WORK TO COMPLETE ▸
What is the number of lines containing the word "taken"? Give that number alone.

EXTRACTED ENTRIES ▸
══════════════════════════════

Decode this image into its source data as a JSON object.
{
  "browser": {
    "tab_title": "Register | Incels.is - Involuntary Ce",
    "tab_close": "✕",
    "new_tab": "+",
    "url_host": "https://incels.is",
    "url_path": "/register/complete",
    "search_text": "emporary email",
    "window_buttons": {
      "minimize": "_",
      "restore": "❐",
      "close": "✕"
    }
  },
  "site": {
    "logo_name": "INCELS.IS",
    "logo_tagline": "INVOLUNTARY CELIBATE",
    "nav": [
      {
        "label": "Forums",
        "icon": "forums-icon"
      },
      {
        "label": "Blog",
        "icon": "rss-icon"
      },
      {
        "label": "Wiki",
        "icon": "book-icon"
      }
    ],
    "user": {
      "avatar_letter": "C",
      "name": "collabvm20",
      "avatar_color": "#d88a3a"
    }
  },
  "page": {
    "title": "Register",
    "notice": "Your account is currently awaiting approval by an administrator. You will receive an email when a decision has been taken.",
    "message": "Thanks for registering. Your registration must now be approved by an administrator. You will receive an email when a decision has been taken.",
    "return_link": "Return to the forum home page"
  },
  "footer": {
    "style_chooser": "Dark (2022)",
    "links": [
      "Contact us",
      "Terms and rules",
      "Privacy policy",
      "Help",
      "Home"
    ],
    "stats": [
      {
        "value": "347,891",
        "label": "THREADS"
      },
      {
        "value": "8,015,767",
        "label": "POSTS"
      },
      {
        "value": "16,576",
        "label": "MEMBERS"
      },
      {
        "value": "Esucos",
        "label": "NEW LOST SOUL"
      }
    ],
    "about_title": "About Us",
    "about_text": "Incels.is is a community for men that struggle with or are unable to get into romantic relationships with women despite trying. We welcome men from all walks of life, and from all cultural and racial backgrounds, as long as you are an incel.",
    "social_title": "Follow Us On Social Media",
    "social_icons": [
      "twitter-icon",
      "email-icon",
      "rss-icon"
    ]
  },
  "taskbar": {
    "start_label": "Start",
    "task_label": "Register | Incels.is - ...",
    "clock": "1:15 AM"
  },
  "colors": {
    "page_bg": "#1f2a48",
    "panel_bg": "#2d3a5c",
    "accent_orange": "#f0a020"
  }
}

══════════════════════════════

CORRECT ANSWER ▸
2